CHALLENGE.
Report the number of lines where the string "ಅದರಲ" occurs, and write nothing else.

RECORDS FOR PROCESSING.
** BEGIN **

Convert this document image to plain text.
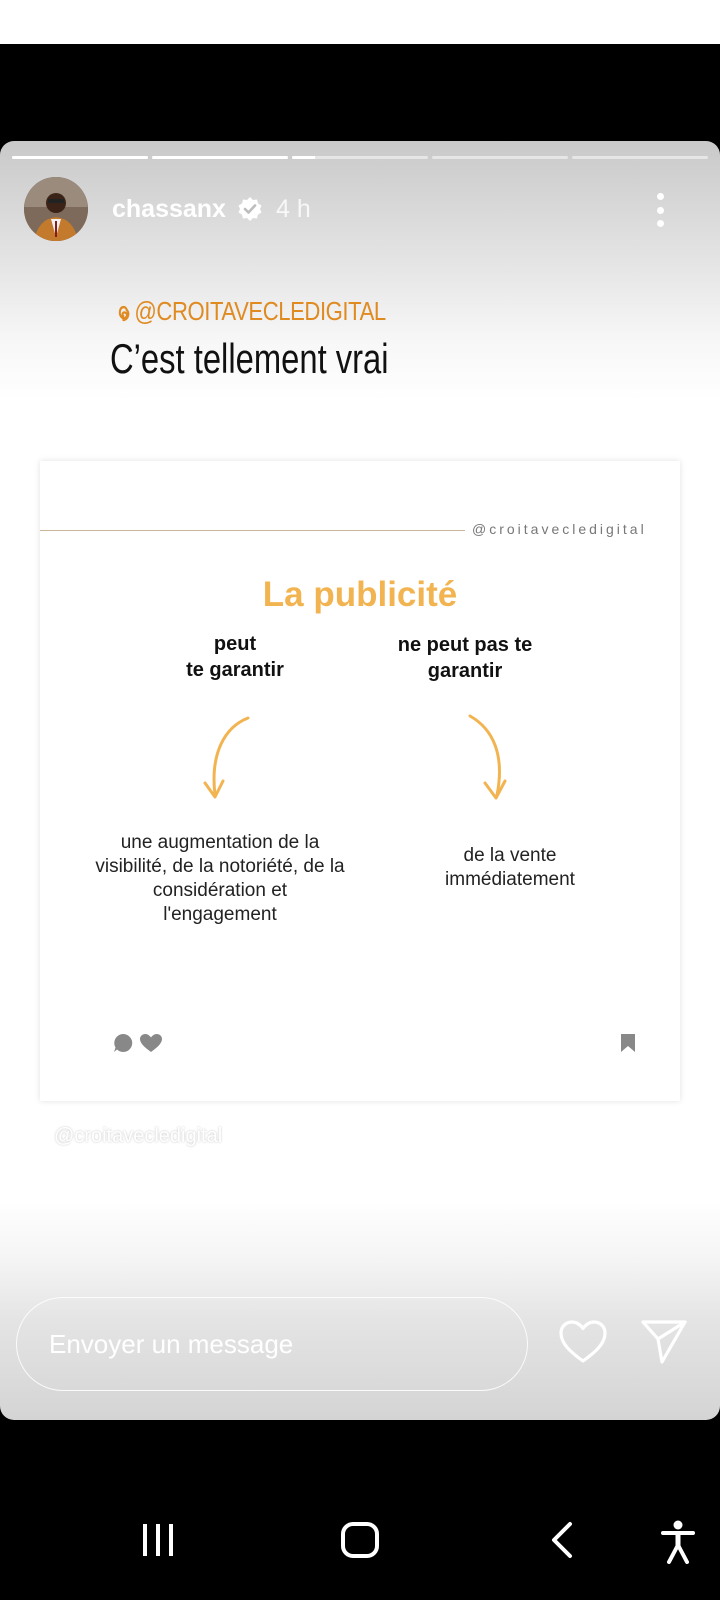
chassanx 4 h
@CROITAVECLEDIGITAL
C’est tellement vrai
@croitavecledigital
La publicité
peut
te garantir
ne peut pas te
garantir
une augmentation de la
visibilité, de la notoriété, de la
considération et
l'engagement
de la vente
immédiatement
@croitavecledigital
Envoyer un message
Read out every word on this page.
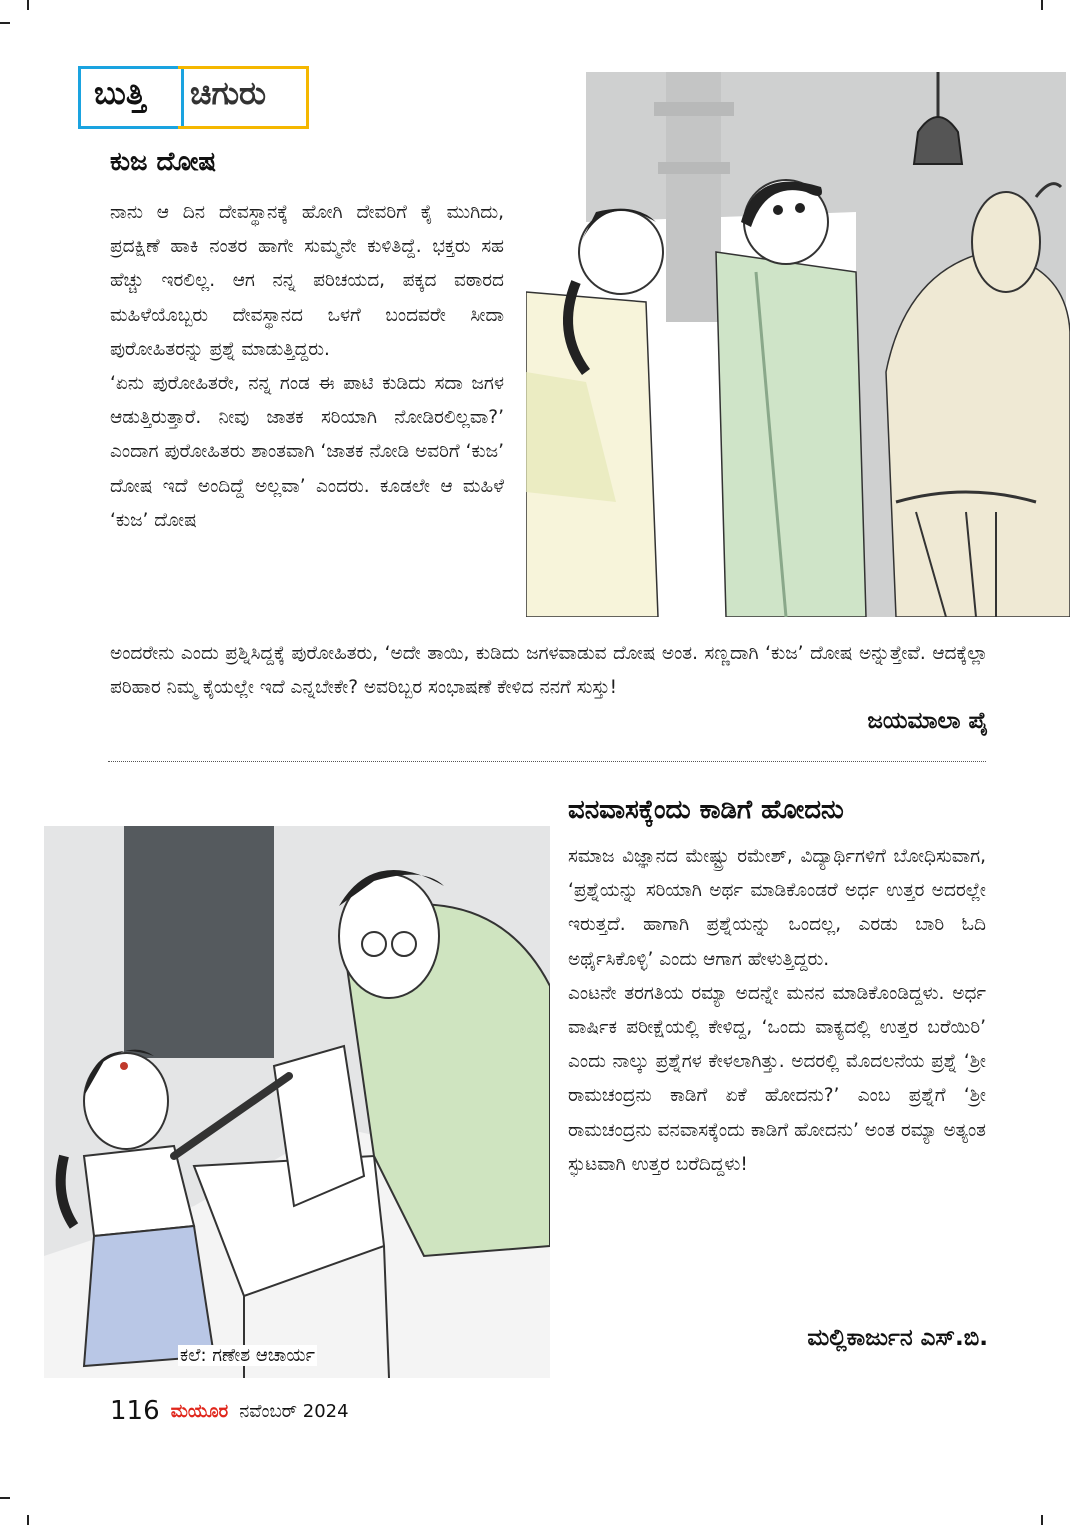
ಬುತ್ತಿ ಚಿಗುರು
ಕುಜ ದೋಷ

ನಾನು ಆ ದಿನ ದೇವಸ್ಥಾನಕ್ಕೆ ಹೋಗಿ ದೇವರಿಗೆ ಕೈ ಮುಗಿದು, ಪ್ರದಕ್ಷಿಣೆ ಹಾಕಿ ನಂತರ ಹಾಗೇ ಸುಮ್ಮನೇ ಕುಳಿತಿದ್ದೆ. ಭಕ್ತರು ಸಹ ಹೆಚ್ಚು ಇರಲಿಲ್ಲ. ಆಗ ನನ್ನ ಪರಿಚಯದ, ಪಕ್ಕದ ವಠಾರದ ಮಹಿಳೆಯೊಬ್ಬರು ದೇವಸ್ಥಾನದ ಒಳಗೆ ಬಂದವರೇ ಸೀದಾ ಪುರೋಹಿತರನ್ನು ಪ್ರಶ್ನೆ ಮಾಡುತ್ತಿದ್ದರು.

‘ಏನು ಪುರೋಹಿತರೇ, ನನ್ನ ಗಂಡ ಈ ಪಾಟಿ ಕುಡಿದು ಸದಾ ಜಗಳ ಆಡುತ್ತಿರುತ್ತಾರೆ. ನೀವು ಜಾತಕ ಸರಿಯಾಗಿ ನೋಡಿರಲಿಲ್ಲವಾ?’ ಎಂದಾಗ ಪುರೋಹಿತರು ಶಾಂತವಾಗಿ ‘ಜಾತಕ ನೋಡಿ ಅವರಿಗೆ ‘ಕುಜ’ ದೋಷ ಇದೆ ಅಂದಿದ್ದೆ ಅಲ್ಲವಾ’ ಎಂದರು. ಕೂಡಲೇ ಆ ಮಹಿಳೆ ‘ಕುಜ’ ದೋಷ

ಅಂದರೇನು ಎಂದು ಪ್ರಶ್ನಿಸಿದ್ದಕ್ಕೆ ಪುರೋಹಿತರು, ‘ಅದೇ ತಾಯಿ, ಕುಡಿದು ಜಗಳವಾಡುವ ದೋಷ ಅಂತ. ಸಣ್ಣದಾಗಿ ‘ಕುಜ’ ದೋಷ ಅನ್ನುತ್ತೇವೆ. ಆದಕ್ಕೆಲ್ಲಾ ಪರಿಹಾರ ನಿಮ್ಮ ಕೈಯಲ್ಲೇ ಇದೆ ಎನ್ನಬೇಕೇ? ಅವರಿಬ್ಬರ ಸಂಭಾಷಣೆ ಕೇಳಿದ ನನಗೆ ಸುಸ್ತು!

ಜಯಮಾಲಾ ಪೈ
ಕಲೆ: ಗಣೇಶ ಆಚಾರ್ಯ
ವನವಾಸಕ್ಕೆಂದು ಕಾಡಿಗೆ ಹೋದನು

ಸಮಾಜ ವಿಜ್ಞಾನದ ಮೇಷ್ಟ್ರು ರಮೇಶ್, ವಿದ್ಯಾರ್ಥಿಗಳಿಗೆ ಬೋಧಿಸುವಾಗ, ‘ಪ್ರಶ್ನೆಯನ್ನು ಸರಿಯಾಗಿ ಅರ್ಥ ಮಾಡಿಕೊಂಡರೆ ಅರ್ಧ ಉತ್ತರ ಅದರಲ್ಲೇ ಇರುತ್ತದೆ. ಹಾಗಾಗಿ ಪ್ರಶ್ನೆಯನ್ನು ಒಂದಲ್ಲ, ಎರಡು ಬಾರಿ ಓದಿ ಅರ್ಥೈಸಿಕೊಳ್ಳಿ’ ಎಂದು ಆಗಾಗ ಹೇಳುತ್ತಿದ್ದರು.

ಎಂಟನೇ ತರಗತಿಯ ರಮ್ಯಾ ಅದನ್ನೇ ಮನನ ಮಾಡಿಕೊಂಡಿದ್ದಳು. ಅರ್ಧ ವಾರ್ಷಿಕ ಪರೀಕ್ಷೆಯಲ್ಲಿ ಕೇಳಿದ್ದ, ‘ಒಂದು ವಾಕ್ಯದಲ್ಲಿ ಉತ್ತರ ಬರೆಯಿರಿ’ ಎಂದು ನಾಲ್ಕು ಪ್ರಶ್ನೆಗಳ ಕೇಳಲಾಗಿತ್ತು. ಅದರಲ್ಲಿ ಮೊದಲನೆಯ ಪ್ರಶ್ನೆ ‘ಶ್ರೀ ರಾಮಚಂದ್ರನು ಕಾಡಿಗೆ ಏಕೆ ಹೋದನು?’ ಎಂಬ ಪ್ರಶ್ನೆಗೆ ‘ಶ್ರೀ ರಾಮಚಂದ್ರನು ವನವಾಸಕ್ಕೆಂದು ಕಾಡಿಗೆ ಹೋದನು’ ಅಂತ ರಮ್ಯಾ ಅತ್ಯಂತ ಸ್ಫುಟವಾಗಿ ಉತ್ತರ ಬರೆದಿದ್ದಳು!

ಮಲ್ಲಿಕಾರ್ಜುನ ಎಸ್.ಬಿ.
116 ಮಯೂರ ನವೆಂಬರ್ 2024
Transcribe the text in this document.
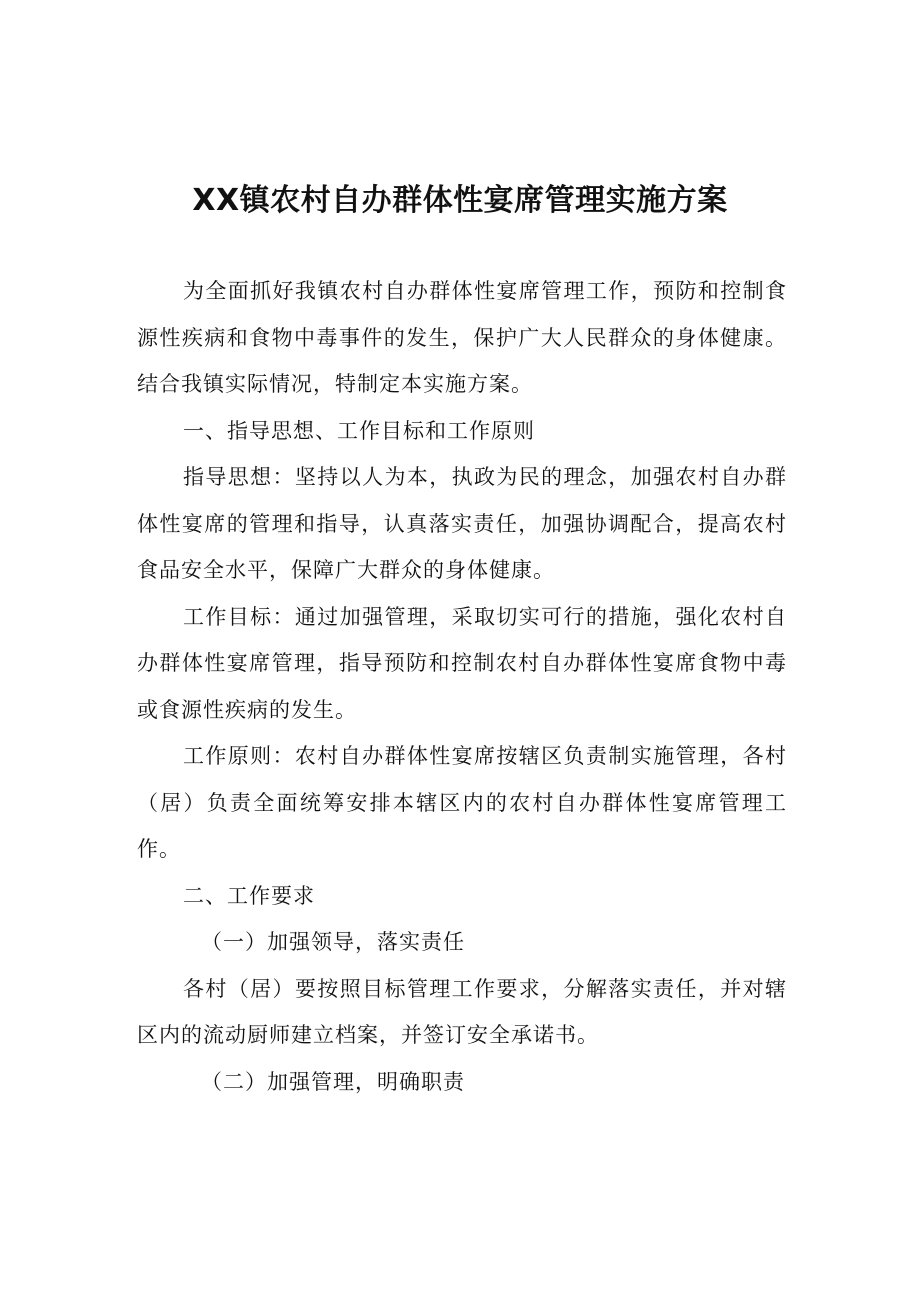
XX镇农村自办群体性宴席管理实施方案

为全面抓好我镇农村自办群体性宴席管理工作，预防和控制食源性疾病和食物中毒事件的发生，保护广大人民群众的身体健康。结合我镇实际情况，特制定本实施方案。

一、指导思想、工作目标和工作原则

指导思想：坚持以人为本，执政为民的理念，加强农村自办群体性宴席的管理和指导，认真落实责任，加强协调配合，提高农村食品安全水平，保障广大群众的身体健康。

工作目标：通过加强管理，采取切实可行的措施，强化农村自办群体性宴席管理，指导预防和控制农村自办群体性宴席食物中毒或食源性疾病的发生。

工作原则：农村自办群体性宴席按辖区负责制实施管理，各村（居）负责全面统筹安排本辖区内的农村自办群体性宴席管理工作。

二、工作要求

（一）加强领导，落实责任

各村（居）要按照目标管理工作要求，分解落实责任，并对辖区内的流动厨师建立档案，并签订安全承诺书。

（二）加强管理，明确职责
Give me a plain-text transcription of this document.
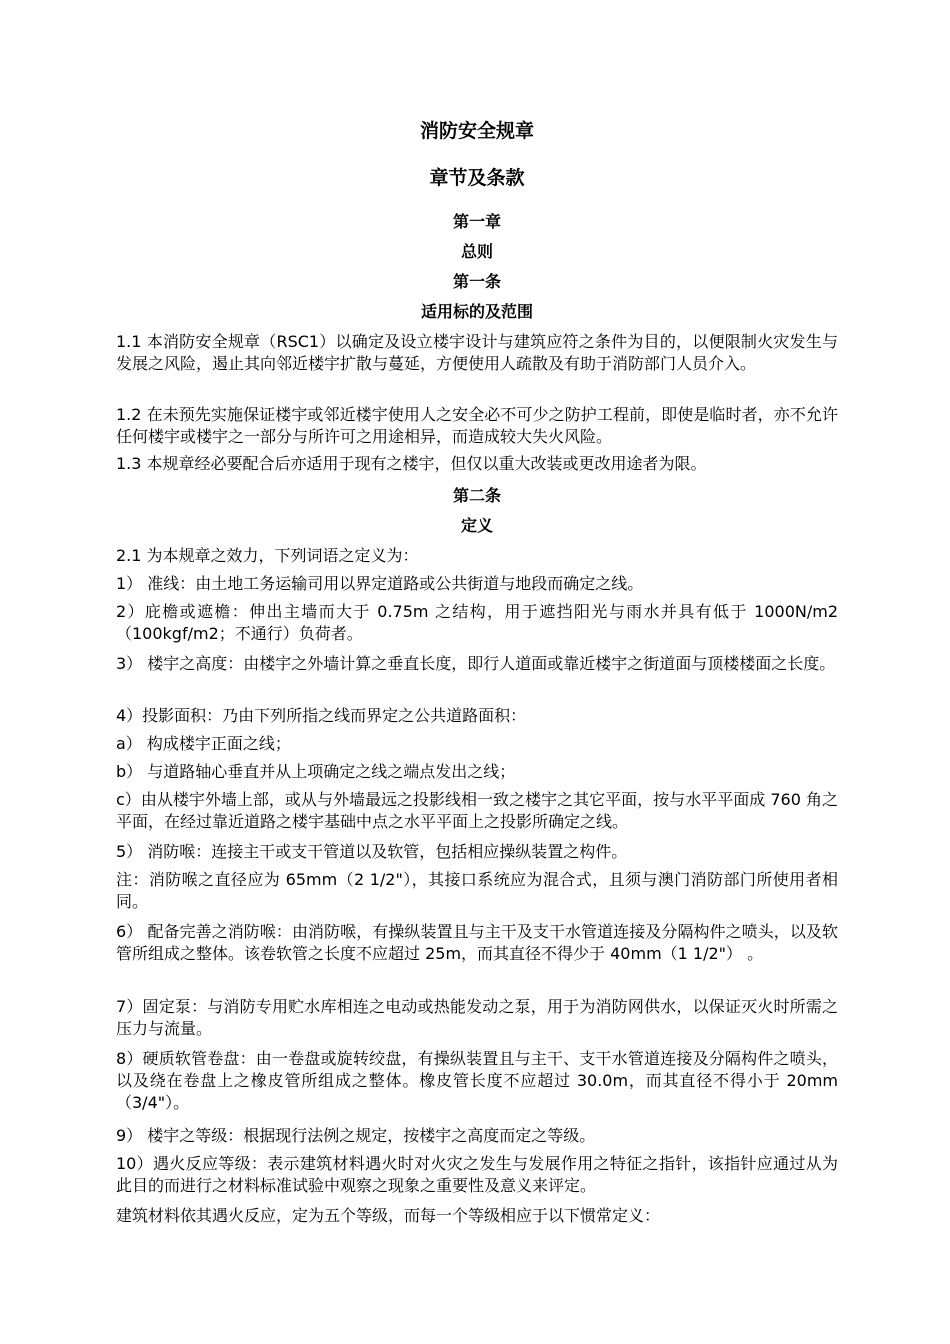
消防安全规章
章节及条款
第一章
总则
第一条
适用标的及范围

1.1 本消防安全规章（RSC1）以确定及设立楼宇设计与建筑应符之条件为目的，以便限制火灾发生与发展之风险，遏止其向邻近楼宇扩散与蔓延，方便使用人疏散及有助于消防部门人员介入。

1.2 在未预先实施保证楼宇或邻近楼宇使用人之安全必不可少之防护工程前，即使是临时者，亦不允许任何楼宇或楼宇之一部分与所许可之用途相异，而造成较大失火风险。

1.3 本规章经必要配合后亦适用于现有之楼宇，但仅以重大改装或更改用途者为限。

第二条
定义

2.1 为本规章之效力，下列词语之定义为：

1） 准线：由土地工务运输司用以界定道路或公共街道与地段而确定之线。

2）庇檐或遮檐：伸出主墙而大于 0.75m 之结构，用于遮挡阳光与雨水并具有低于 1000N/m2（100kgf/m2；不通行）负荷者。

3） 楼宇之高度：由楼宇之外墙计算之垂直长度，即行人道面或靠近楼宇之街道面与顶楼楼面之长度。

4）投影面积：乃由下列所指之线而界定之公共道路面积：

a） 构成楼宇正面之线；

b） 与道路轴心垂直并从上项确定之线之端点发出之线；

c）由从楼宇外墙上部，或从与外墙最远之投影线相一致之楼宇之其它平面，按与水平平面成 760 角之平面，在经过靠近道路之楼宇基础中点之水平平面上之投影所确定之线。

5） 消防喉：连接主干或支干管道以及软管，包括相应操纵装置之构件。

注：消防喉之直径应为 65mm（2 1/2"），其接口系统应为混合式，且须与澳门消防部门所使用者相同。

6） 配备完善之消防喉：由消防喉，有操纵装置且与主干及支干水管道连接及分隔构件之喷头，以及软管所组成之整体。该卷软管之长度不应超过 25m，而其直径不得少于 40mm（1 1/2"） 。

7）固定泵：与消防专用贮水库相连之电动或热能发动之泵，用于为消防网供水，以保证灭火时所需之压力与流量。

8）硬质软管卷盘：由一卷盘或旋转绞盘，有操纵装置且与主干、支干水管道连接及分隔构件之喷头，以及绕在卷盘上之橡皮管所组成之整体。橡皮管长度不应超过 30.0m，而其直径不得小于 20mm（3/4"）。

9） 楼宇之等级：根据现行法例之规定，按楼宇之高度而定之等级。

10）遇火反应等级：表示建筑材料遇火时对火灾之发生与发展作用之特征之指针，该指针应通过从为此目的而进行之材料标准试验中观察之现象之重要性及意义来评定。

建筑材料依其遇火反应，定为五个等级，而每一个等级相应于以下惯常定义：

** END **

EXERCISE OUTPUT.
2